→ **AIM OF THE EXERCISE**: Return all the data below as it stands, minus the pictures.
-- Start of GIVEN DATA --
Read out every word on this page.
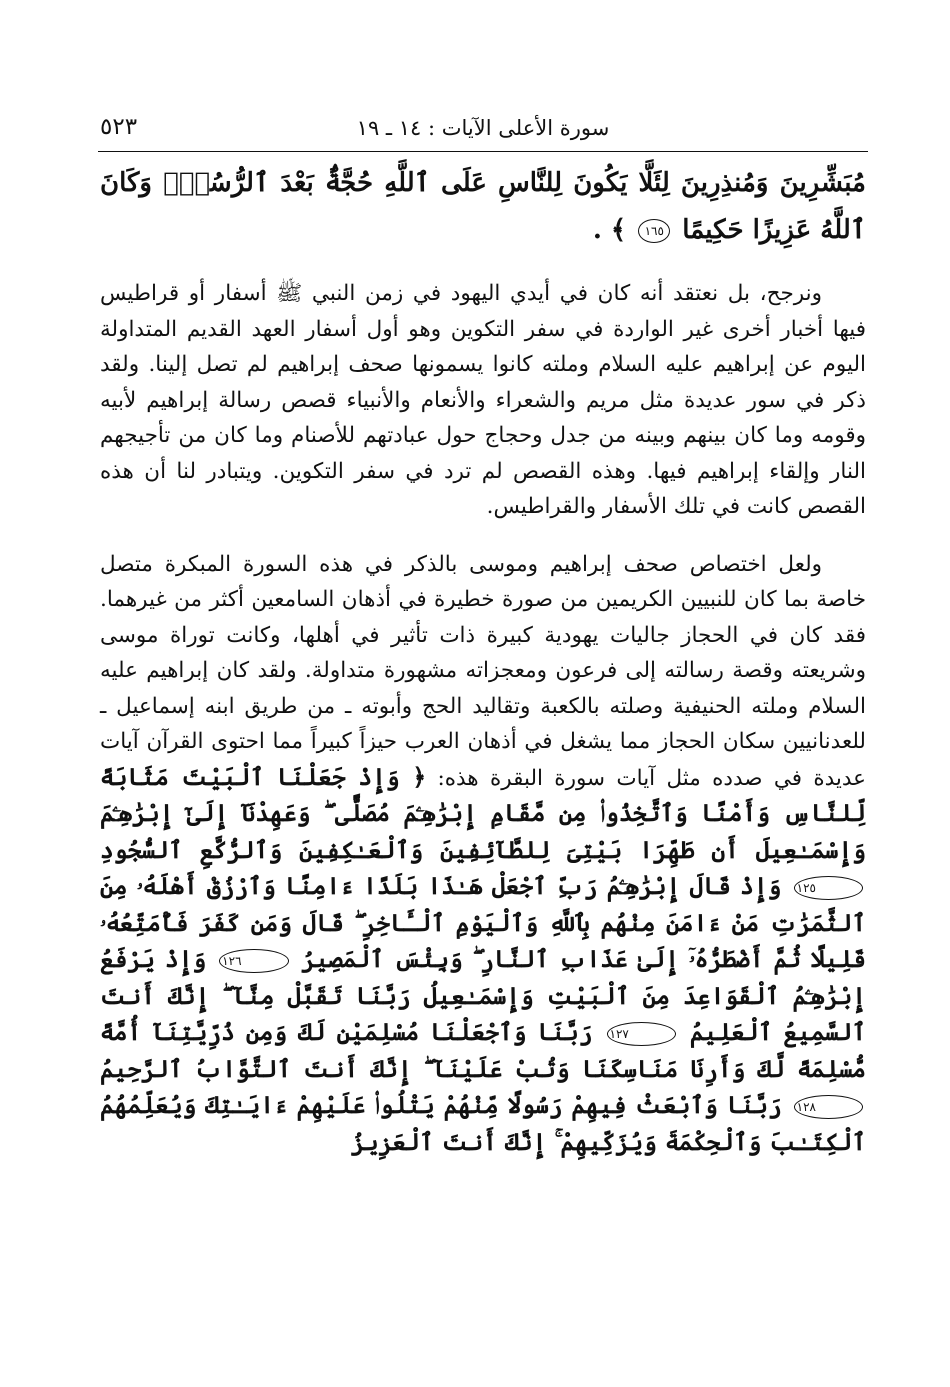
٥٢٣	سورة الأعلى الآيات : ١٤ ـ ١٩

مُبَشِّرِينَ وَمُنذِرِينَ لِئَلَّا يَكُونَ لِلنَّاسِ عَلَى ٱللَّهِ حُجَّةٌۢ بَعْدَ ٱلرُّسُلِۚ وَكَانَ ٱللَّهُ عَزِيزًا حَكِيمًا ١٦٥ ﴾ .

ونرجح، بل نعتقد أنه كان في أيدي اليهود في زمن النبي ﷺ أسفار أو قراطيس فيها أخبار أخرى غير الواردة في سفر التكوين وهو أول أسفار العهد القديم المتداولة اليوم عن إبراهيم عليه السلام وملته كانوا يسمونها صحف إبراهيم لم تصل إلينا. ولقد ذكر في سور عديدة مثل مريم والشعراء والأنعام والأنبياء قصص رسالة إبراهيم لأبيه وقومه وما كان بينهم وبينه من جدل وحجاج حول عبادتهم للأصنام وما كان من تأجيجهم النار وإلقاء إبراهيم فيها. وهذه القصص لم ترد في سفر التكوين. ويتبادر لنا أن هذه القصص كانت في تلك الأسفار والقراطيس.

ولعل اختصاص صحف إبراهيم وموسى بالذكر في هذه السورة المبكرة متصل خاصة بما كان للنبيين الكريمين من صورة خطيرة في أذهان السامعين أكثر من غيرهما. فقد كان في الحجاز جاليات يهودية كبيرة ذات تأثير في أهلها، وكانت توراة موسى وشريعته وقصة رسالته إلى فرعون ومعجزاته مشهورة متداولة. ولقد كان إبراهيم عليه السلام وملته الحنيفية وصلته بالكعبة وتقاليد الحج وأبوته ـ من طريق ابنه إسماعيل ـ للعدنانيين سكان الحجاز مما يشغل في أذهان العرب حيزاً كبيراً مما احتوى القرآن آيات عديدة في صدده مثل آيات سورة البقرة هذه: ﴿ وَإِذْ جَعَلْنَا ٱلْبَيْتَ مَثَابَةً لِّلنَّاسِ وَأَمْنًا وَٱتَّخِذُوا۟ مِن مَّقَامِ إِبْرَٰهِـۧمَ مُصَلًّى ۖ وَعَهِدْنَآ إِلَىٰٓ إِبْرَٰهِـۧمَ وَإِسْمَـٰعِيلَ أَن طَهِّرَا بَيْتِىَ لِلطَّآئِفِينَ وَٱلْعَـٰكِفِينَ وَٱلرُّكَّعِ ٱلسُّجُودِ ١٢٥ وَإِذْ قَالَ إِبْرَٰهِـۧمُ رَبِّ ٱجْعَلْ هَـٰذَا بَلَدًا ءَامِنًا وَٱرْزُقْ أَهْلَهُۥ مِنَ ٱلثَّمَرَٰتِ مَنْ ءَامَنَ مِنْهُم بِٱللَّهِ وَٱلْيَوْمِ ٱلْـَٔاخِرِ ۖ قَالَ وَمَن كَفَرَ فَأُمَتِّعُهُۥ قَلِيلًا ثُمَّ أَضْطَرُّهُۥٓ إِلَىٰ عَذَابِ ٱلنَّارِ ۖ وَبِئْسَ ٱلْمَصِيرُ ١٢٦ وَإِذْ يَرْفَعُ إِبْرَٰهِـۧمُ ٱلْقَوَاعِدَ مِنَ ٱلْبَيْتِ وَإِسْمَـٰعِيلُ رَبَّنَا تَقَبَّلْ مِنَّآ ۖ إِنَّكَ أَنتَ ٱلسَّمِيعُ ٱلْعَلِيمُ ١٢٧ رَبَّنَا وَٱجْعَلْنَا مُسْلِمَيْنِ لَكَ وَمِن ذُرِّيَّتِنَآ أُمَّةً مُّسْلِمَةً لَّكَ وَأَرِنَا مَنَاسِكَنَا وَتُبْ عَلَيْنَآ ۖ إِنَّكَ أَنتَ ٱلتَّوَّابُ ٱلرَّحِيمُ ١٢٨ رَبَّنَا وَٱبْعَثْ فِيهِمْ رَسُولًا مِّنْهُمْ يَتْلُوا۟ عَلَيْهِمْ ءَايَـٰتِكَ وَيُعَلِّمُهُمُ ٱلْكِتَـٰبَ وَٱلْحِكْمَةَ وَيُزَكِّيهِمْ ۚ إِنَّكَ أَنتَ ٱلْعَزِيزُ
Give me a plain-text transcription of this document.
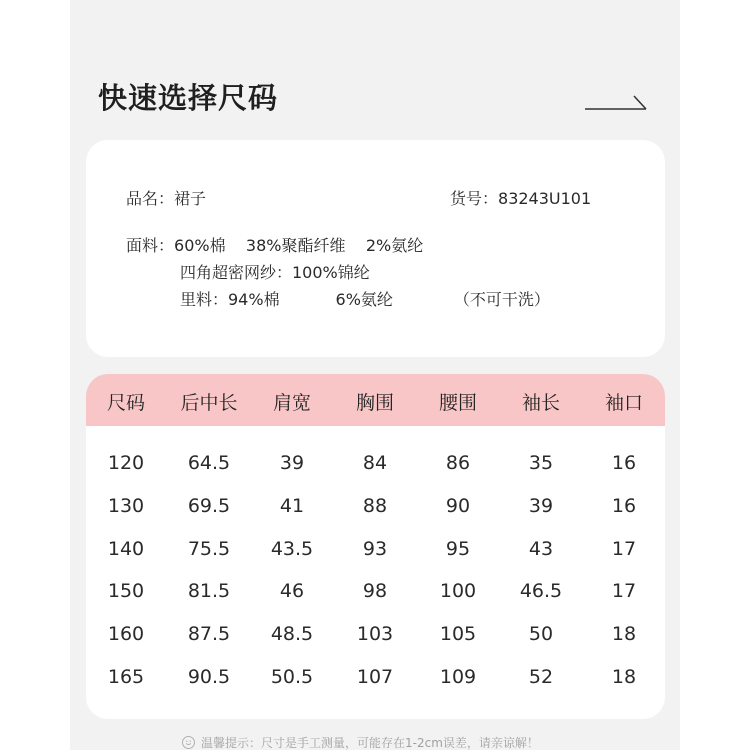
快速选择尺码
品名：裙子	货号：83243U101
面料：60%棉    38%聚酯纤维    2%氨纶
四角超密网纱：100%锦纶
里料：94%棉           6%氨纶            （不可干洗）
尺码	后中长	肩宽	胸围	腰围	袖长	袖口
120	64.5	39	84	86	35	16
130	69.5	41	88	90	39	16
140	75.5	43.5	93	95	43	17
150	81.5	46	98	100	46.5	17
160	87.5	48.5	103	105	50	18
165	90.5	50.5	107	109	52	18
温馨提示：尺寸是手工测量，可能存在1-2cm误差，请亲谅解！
-- End of GIVEN DATA --
→ **ANSWER**:
Read out every word on this page.
٥٢٣	سورة الأعلى الآيات : ١٤ ـ ١٩

مُبَشِّرِينَ وَمُنذِرِينَ لِئَلَّا يَكُونَ لِلنَّاسِ عَلَى ٱللَّهِ حُجَّةٌۢ بَعْدَ ٱلرُّسُلِۚ وَكَانَ ٱللَّهُ عَزِيزًا حَكِيمًا ١٦٥ ﴾ .

ونرجح، بل نعتقد أنه كان في أيدي اليهود في زمن النبي ﷺ أسفار أو قراطيس فيها أخبار أخرى غير الواردة في سفر التكوين وهو أول أسفار العهد القديم المتداولة اليوم عن إبراهيم عليه السلام وملته كانوا يسمونها صحف إبراهيم لم تصل إلينا. ولقد ذكر في سور عديدة مثل مريم والشعراء والأنعام والأنبياء قصص رسالة إبراهيم لأبيه وقومه وما كان بينهم وبينه من جدل وحجاج حول عبادتهم للأصنام وما كان من تأجيجهم النار وإلقاء إبراهيم فيها. وهذه القصص لم ترد في سفر التكوين. ويتبادر لنا أن هذه القصص كانت في تلك الأسفار والقراطيس.

ولعل اختصاص صحف إبراهيم وموسى بالذكر في هذه السورة المبكرة متصل خاصة بما كان للنبيين الكريمين من صورة خطيرة في أذهان السامعين أكثر من غيرهما. فقد كان في الحجاز جاليات يهودية كبيرة ذات تأثير في أهلها، وكانت توراة موسى وشريعته وقصة رسالته إلى فرعون ومعجزاته مشهورة متداولة. ولقد كان إبراهيم عليه السلام وملته الحنيفية وصلته بالكعبة وتقاليد الحج وأبوته ـ من طريق ابنه إسماعيل ـ للعدنانيين سكان الحجاز مما يشغل في أذهان العرب حيزاً كبيراً مما احتوى القرآن آيات عديدة في صدده مثل آيات سورة البقرة هذه: ﴿ وَإِذْ جَعَلْنَا ٱلْبَيْتَ مَثَابَةً لِّلنَّاسِ وَأَمْنًا وَٱتَّخِذُوا۟ مِن مَّقَامِ إِبْرَٰهِـۧمَ مُصَلًّى ۖ وَعَهِدْنَآ إِلَىٰٓ إِبْرَٰهِـۧمَ وَإِسْمَـٰعِيلَ أَن طَهِّرَا بَيْتِىَ لِلطَّآئِفِينَ وَٱلْعَـٰكِفِينَ وَٱلرُّكَّعِ ٱلسُّجُودِ ١٢٥ وَإِذْ قَالَ إِبْرَٰهِـۧمُ رَبِّ ٱجْعَلْ هَـٰذَا بَلَدًا ءَامِنًا وَٱرْزُقْ أَهْلَهُۥ مِنَ ٱلثَّمَرَٰتِ مَنْ ءَامَنَ مِنْهُم بِٱللَّهِ وَٱلْيَوْمِ ٱلْـَٔاخِرِ ۖ قَالَ وَمَن كَفَرَ فَأُمَتِّعُهُۥ قَلِيلًا ثُمَّ أَضْطَرُّهُۥٓ إِلَىٰ عَذَابِ ٱلنَّارِ ۖ وَبِئْسَ ٱلْمَصِيرُ ١٢٦ وَإِذْ يَرْفَعُ إِبْرَٰهِـۧمُ ٱلْقَوَاعِدَ مِنَ ٱلْبَيْتِ وَإِسْمَـٰعِيلُ رَبَّنَا تَقَبَّلْ مِنَّآ ۖ إِنَّكَ أَنتَ ٱلسَّمِيعُ ٱلْعَلِيمُ ١٢٧ رَبَّنَا وَٱجْعَلْنَا مُسْلِمَيْنِ لَكَ وَمِن ذُرِّيَّتِنَآ أُمَّةً مُّسْلِمَةً لَّكَ وَأَرِنَا مَنَاسِكَنَا وَتُبْ عَلَيْنَآ ۖ إِنَّكَ أَنتَ ٱلتَّوَّابُ ٱلرَّحِيمُ ١٢٨ رَبَّنَا وَٱبْعَثْ فِيهِمْ رَسُولًا مِّنْهُمْ يَتْلُوا۟ عَلَيْهِمْ ءَايَـٰتِكَ وَيُعَلِّمُهُمُ ٱلْكِتَـٰبَ وَٱلْحِكْمَةَ وَيُزَكِّيهِمْ ۚ إِنَّكَ أَنتَ ٱلْعَزِيزُ
Give me a plain-text transcription of this document.
快速选择尺码
品名：裙子	货号：83243U101
面料：60%棉    38%聚酯纤维    2%氨纶
四角超密网纱：100%锦纶
里料：94%棉           6%氨纶            （不可干洗）
尺码	后中长	肩宽	胸围	腰围	袖长	袖口
120	64.5	39	84	86	35	16
130	69.5	41	88	90	39	16
140	75.5	43.5	93	95	43	17
150	81.5	46	98	100	46.5	17
160	87.5	48.5	103	105	50	18
165	90.5	50.5	107	109	52	18
温馨提示：尺寸是手工测量，可能存在1-2cm误差，请亲谅解！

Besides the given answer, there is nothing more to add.